• _Material provided_
---------------

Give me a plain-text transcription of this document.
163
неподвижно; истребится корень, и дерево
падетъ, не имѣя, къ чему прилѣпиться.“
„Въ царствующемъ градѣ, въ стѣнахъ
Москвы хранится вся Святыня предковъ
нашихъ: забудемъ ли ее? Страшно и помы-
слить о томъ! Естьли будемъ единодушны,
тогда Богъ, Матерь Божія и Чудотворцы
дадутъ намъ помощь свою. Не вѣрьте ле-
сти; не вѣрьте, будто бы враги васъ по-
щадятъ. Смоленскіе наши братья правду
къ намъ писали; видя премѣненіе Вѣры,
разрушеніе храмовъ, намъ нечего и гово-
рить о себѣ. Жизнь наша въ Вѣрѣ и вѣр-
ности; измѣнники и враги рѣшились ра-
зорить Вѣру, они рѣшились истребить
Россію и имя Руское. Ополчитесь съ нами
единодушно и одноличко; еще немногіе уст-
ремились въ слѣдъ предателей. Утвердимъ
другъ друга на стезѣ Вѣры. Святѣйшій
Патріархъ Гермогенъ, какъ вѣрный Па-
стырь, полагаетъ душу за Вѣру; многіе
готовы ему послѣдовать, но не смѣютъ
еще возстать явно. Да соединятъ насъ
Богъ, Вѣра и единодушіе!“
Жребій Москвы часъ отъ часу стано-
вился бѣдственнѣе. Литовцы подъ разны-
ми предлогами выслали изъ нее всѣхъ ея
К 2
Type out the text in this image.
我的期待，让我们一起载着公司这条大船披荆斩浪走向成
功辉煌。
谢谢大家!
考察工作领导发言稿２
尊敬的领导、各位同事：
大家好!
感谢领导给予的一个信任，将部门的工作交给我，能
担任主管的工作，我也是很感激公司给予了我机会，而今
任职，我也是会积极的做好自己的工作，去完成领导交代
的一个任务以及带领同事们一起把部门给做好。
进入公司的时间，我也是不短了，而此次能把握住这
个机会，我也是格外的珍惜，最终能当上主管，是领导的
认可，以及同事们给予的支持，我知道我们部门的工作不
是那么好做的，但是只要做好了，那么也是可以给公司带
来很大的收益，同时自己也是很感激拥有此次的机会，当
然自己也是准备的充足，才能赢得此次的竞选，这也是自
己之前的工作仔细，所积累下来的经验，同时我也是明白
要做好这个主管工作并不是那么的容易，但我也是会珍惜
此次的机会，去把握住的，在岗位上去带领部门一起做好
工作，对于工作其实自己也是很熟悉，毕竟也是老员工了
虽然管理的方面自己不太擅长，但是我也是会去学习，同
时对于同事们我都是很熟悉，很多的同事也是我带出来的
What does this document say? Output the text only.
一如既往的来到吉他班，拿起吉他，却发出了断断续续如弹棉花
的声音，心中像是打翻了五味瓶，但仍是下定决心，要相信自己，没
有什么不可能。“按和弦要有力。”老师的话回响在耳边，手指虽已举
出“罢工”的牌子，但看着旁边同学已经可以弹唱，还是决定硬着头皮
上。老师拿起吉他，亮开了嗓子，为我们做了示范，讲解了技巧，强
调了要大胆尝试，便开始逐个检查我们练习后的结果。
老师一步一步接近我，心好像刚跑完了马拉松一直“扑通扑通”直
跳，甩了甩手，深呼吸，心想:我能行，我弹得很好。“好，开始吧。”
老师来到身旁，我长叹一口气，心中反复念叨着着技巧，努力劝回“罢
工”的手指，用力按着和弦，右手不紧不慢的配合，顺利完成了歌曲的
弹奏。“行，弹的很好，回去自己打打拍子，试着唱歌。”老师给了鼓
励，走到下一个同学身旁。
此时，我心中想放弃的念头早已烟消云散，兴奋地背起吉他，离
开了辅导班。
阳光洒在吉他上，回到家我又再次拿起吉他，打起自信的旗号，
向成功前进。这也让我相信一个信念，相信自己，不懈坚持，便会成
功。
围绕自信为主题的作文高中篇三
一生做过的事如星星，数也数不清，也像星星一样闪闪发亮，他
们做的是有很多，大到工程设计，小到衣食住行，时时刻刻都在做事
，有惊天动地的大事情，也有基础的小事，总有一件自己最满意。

---------------

• _What the task asks_
Work out how many lines above contain the word "рѣшились". Give only the number.

• _The solution_
2